* Exercise brief *
Please pull out every line that includes the string "ylabel".
* Start *
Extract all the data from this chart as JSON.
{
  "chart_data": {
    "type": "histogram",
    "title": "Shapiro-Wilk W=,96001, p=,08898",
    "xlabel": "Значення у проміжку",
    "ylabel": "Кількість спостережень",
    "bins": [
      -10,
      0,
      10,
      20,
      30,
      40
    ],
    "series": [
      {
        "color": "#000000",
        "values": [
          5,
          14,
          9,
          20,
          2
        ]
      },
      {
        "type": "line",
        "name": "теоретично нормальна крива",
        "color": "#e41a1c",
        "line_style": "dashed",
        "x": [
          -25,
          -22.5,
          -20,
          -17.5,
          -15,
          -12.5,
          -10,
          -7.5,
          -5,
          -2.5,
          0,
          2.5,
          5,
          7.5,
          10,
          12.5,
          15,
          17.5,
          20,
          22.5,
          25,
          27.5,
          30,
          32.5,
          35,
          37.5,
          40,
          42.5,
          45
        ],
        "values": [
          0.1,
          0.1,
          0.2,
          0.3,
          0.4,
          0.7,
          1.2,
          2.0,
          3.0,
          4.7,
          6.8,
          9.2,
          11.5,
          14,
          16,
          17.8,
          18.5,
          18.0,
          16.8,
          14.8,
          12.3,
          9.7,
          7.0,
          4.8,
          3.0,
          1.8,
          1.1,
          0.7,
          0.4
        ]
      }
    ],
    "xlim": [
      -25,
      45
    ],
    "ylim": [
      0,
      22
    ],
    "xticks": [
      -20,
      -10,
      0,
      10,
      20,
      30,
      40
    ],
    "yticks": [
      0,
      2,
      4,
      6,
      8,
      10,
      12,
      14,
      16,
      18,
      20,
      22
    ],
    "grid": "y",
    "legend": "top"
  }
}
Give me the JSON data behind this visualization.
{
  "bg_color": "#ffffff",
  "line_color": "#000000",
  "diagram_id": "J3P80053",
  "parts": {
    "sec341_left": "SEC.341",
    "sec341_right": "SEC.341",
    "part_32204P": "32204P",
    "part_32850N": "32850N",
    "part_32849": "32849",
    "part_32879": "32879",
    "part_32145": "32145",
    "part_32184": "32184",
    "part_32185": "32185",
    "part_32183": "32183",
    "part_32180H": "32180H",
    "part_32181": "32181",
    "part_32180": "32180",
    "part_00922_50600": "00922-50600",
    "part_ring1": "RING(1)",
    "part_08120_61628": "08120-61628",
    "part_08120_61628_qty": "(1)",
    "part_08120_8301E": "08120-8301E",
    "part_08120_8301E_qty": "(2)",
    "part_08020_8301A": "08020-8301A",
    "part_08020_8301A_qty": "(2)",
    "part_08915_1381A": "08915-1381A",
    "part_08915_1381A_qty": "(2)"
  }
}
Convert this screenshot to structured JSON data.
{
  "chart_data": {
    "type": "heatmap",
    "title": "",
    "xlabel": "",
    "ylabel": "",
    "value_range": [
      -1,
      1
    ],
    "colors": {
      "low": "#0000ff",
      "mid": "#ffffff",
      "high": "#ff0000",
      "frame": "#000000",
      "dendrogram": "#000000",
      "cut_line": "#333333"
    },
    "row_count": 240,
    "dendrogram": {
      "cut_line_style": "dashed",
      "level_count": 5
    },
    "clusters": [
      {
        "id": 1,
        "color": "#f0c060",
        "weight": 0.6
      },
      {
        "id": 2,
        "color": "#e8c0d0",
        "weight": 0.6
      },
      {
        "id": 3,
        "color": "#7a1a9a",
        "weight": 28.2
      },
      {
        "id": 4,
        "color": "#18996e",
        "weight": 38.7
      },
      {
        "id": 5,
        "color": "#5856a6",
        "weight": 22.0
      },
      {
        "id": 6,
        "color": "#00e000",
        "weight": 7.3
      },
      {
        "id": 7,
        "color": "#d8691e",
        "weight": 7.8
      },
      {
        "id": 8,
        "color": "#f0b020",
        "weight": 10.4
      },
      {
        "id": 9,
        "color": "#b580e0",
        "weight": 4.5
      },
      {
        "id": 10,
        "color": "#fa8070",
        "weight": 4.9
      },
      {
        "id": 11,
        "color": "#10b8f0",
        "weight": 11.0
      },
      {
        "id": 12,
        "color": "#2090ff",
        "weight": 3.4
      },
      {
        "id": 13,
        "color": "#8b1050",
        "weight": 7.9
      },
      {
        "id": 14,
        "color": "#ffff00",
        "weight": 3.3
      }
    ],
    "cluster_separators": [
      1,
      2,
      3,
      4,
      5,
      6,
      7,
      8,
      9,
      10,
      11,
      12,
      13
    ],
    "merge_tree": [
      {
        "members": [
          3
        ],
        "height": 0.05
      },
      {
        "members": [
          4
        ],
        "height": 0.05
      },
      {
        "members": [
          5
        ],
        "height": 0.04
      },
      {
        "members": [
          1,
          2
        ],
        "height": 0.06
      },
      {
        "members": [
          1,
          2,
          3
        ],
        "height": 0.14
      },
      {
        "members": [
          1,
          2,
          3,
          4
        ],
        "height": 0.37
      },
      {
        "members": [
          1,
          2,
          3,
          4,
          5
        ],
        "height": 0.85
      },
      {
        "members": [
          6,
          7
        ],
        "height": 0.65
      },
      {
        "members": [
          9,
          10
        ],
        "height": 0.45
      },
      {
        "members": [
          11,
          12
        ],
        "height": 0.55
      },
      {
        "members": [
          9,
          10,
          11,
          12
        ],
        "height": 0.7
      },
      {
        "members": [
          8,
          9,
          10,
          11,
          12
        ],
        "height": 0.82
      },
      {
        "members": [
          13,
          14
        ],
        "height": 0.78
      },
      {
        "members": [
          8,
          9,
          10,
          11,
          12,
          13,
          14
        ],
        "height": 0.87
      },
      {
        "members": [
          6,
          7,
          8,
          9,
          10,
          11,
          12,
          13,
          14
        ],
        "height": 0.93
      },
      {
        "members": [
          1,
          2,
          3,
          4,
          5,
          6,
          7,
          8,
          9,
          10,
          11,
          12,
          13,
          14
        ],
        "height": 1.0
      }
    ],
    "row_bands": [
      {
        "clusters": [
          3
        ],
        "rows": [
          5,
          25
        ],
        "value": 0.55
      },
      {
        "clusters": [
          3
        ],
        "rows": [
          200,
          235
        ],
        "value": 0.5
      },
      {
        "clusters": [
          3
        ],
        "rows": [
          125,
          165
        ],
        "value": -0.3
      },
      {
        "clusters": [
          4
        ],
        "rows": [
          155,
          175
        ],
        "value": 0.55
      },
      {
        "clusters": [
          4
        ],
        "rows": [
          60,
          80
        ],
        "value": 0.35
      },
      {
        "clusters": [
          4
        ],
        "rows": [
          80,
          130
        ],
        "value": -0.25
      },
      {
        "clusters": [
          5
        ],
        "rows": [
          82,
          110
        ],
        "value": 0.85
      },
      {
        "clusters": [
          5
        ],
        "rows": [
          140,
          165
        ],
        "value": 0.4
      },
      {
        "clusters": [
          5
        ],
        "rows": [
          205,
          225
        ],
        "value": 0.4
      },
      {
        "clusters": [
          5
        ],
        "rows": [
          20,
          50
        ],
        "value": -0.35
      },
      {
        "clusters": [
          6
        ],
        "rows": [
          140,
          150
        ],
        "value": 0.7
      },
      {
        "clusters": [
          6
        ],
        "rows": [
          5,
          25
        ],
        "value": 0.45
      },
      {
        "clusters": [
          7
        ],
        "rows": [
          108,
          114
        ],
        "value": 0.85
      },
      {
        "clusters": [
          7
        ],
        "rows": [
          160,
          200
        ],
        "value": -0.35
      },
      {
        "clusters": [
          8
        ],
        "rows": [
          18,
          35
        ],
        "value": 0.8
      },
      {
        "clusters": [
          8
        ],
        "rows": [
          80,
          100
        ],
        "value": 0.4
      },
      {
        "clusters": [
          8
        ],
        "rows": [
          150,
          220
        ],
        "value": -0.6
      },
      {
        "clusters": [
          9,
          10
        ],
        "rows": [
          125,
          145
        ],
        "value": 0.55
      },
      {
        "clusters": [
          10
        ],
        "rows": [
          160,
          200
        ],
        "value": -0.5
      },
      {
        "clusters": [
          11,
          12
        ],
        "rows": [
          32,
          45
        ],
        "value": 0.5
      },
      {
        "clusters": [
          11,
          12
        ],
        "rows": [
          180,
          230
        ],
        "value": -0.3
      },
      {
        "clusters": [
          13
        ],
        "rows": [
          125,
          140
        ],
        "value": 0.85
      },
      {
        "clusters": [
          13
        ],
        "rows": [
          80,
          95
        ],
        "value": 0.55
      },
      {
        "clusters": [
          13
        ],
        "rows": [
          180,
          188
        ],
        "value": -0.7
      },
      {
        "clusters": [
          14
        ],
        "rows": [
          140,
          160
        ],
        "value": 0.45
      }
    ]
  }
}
* End *
* Solved exercise *
    "ylabel": "Кількість спостережень",
    "ylabel": "",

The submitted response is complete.